+++ RECORDS SUPPLIED +++

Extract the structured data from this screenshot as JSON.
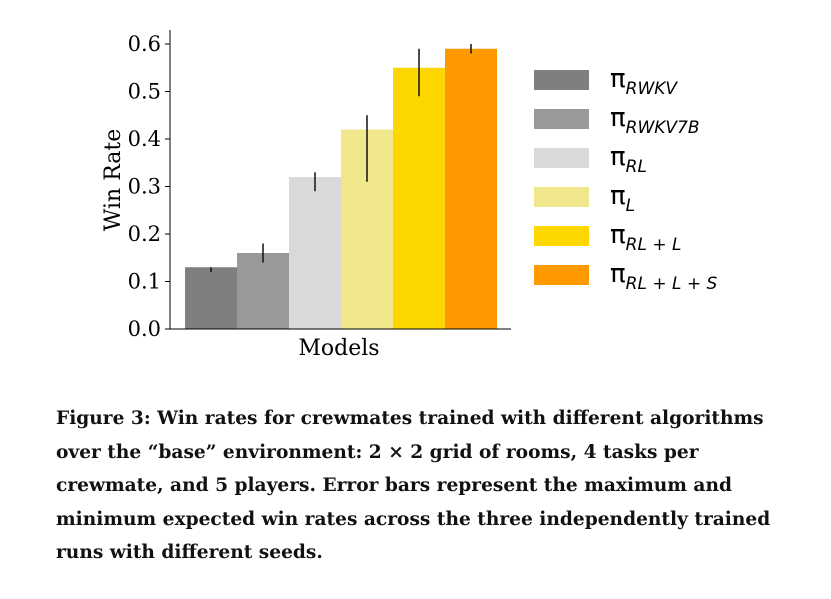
{
  "chart_data": {
    "type": "bar",
    "xlabel": "Models",
    "ylabel": "Win Rate",
    "ylim": [
      0,
      0.62
    ],
    "yticks": [
      "0.0",
      "0.1",
      "0.2",
      "0.3",
      "0.4",
      "0.5",
      "0.6"
    ],
    "legend_position": "right",
    "series": [
      {
        "symbol": "π",
        "subscript": "RWKV",
        "value": 0.13,
        "err_low": 0.12,
        "err_high": 0.13,
        "color": "#7f7f7f"
      },
      {
        "symbol": "π",
        "subscript": "RWKV7B",
        "value": 0.16,
        "err_low": 0.14,
        "err_high": 0.18,
        "color": "#999999"
      },
      {
        "symbol": "π",
        "subscript": "RL",
        "value": 0.32,
        "err_low": 0.29,
        "err_high": 0.33,
        "color": "#d9d9d9"
      },
      {
        "symbol": "π",
        "subscript": "L",
        "value": 0.42,
        "err_low": 0.31,
        "err_high": 0.45,
        "color": "#f0e68c"
      },
      {
        "symbol": "π",
        "subscript": "RL + L",
        "value": 0.55,
        "err_low": 0.49,
        "err_high": 0.59,
        "color": "#ffd700"
      },
      {
        "symbol": "π",
        "subscript": "RL + L + S",
        "value": 0.59,
        "err_low": 0.58,
        "err_high": 0.6,
        "color": "#ff9900"
      }
    ]
  },
  "caption": {
    "text": "Figure 3: Win rates for crewmates trained with different algorithms over the “base” environment: 2 × 2 grid of rooms, 4 tasks per crewmate, and 5 players. Error bars represent the maximum and minimum expected win rates across the three independently trained runs with different seeds."
  }
}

+++

List the lines of the material in which the word "color" occurs.

_EXERCISE RESPONSE_
        "color": "#7f7f7f"
        "color": "#999999"
        "color": "#d9d9d9"
        "color": "#f0e68c"
        "color": "#ffd700"
        "color": "#ff9900"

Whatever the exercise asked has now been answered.